Objective: Return the count of lines that mention "text", with no other words.

Data records:
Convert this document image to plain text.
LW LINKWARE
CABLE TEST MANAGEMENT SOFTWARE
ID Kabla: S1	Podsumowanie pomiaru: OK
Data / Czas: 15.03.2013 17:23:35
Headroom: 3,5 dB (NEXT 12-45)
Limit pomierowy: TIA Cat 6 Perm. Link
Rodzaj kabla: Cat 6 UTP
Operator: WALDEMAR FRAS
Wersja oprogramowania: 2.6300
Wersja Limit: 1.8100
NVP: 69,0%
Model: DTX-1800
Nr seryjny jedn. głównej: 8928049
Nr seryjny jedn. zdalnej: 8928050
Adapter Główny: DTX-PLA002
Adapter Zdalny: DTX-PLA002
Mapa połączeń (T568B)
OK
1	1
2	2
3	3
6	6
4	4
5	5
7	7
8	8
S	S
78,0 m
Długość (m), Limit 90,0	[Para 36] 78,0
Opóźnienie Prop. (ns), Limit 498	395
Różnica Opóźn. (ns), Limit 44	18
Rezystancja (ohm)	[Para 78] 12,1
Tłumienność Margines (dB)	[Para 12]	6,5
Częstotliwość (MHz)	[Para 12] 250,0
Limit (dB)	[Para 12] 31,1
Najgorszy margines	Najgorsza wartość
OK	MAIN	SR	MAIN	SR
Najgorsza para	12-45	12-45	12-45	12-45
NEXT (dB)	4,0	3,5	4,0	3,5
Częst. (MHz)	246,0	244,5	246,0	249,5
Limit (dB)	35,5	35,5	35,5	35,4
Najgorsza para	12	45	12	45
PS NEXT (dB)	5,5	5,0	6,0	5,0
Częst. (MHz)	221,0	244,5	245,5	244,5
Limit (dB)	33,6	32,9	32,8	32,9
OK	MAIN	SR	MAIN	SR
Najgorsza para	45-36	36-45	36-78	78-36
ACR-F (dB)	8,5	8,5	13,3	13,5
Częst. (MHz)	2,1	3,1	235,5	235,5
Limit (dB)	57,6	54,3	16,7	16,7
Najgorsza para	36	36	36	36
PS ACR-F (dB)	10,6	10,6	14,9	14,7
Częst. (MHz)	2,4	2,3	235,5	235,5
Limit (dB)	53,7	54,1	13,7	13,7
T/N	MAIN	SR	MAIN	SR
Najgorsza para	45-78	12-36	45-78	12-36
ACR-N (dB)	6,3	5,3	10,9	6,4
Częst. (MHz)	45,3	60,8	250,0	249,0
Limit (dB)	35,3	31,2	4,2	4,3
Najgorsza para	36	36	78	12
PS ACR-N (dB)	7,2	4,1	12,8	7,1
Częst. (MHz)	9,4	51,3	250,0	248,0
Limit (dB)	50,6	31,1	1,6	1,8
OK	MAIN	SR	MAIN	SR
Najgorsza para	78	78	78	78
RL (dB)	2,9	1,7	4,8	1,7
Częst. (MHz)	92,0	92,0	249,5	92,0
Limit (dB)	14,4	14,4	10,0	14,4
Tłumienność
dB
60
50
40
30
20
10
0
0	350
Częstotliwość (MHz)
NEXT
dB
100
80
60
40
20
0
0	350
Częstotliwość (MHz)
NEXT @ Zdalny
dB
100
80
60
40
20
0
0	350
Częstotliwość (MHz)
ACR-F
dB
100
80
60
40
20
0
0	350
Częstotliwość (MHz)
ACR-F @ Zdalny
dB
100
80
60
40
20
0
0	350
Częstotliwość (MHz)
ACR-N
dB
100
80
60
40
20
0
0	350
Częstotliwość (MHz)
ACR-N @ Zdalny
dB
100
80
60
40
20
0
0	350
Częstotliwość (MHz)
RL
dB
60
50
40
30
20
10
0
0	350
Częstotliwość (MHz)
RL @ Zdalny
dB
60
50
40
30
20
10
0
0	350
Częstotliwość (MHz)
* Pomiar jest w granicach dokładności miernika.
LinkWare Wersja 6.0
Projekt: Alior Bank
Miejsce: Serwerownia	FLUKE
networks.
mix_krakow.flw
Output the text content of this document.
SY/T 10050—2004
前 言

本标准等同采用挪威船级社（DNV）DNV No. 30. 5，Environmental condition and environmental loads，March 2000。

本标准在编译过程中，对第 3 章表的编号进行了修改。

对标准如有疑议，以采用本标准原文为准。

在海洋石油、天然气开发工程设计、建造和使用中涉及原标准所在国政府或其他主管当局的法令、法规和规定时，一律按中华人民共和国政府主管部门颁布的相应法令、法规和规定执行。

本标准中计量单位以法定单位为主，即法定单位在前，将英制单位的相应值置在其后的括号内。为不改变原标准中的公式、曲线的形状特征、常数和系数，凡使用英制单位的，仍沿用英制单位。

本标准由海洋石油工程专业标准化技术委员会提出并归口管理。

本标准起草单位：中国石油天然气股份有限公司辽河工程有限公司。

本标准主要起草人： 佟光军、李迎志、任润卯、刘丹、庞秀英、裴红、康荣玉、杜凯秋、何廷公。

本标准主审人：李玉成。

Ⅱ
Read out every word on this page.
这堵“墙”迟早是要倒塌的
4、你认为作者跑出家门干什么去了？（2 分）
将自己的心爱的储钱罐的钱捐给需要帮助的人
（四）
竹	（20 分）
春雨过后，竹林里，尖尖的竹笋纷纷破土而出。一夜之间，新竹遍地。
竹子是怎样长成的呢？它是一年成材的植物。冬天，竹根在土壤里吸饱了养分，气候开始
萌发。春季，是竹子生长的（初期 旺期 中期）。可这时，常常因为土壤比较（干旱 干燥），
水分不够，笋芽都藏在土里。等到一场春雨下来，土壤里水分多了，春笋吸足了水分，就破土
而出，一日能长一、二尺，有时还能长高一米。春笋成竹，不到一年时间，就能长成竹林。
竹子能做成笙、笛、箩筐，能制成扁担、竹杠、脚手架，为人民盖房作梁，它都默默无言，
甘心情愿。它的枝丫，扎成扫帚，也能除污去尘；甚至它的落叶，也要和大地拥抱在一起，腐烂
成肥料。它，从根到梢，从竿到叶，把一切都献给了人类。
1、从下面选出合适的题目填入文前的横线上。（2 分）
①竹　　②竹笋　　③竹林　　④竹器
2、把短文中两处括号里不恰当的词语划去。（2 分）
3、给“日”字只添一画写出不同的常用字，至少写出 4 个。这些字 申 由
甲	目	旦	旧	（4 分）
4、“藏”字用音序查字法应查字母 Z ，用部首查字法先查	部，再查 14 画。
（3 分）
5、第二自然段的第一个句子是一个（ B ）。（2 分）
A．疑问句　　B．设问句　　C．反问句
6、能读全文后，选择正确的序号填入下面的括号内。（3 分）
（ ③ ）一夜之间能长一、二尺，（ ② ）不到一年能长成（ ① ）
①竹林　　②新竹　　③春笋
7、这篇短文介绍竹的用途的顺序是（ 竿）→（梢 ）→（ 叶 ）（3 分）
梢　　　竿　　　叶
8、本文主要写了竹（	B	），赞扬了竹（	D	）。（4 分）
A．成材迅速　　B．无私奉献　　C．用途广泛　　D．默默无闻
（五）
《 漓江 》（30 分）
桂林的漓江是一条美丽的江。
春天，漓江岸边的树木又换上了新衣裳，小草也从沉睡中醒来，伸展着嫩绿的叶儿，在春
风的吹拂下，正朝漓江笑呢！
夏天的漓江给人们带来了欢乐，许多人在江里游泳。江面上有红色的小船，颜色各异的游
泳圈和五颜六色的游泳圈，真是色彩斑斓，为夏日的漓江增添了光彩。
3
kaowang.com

Answer: 2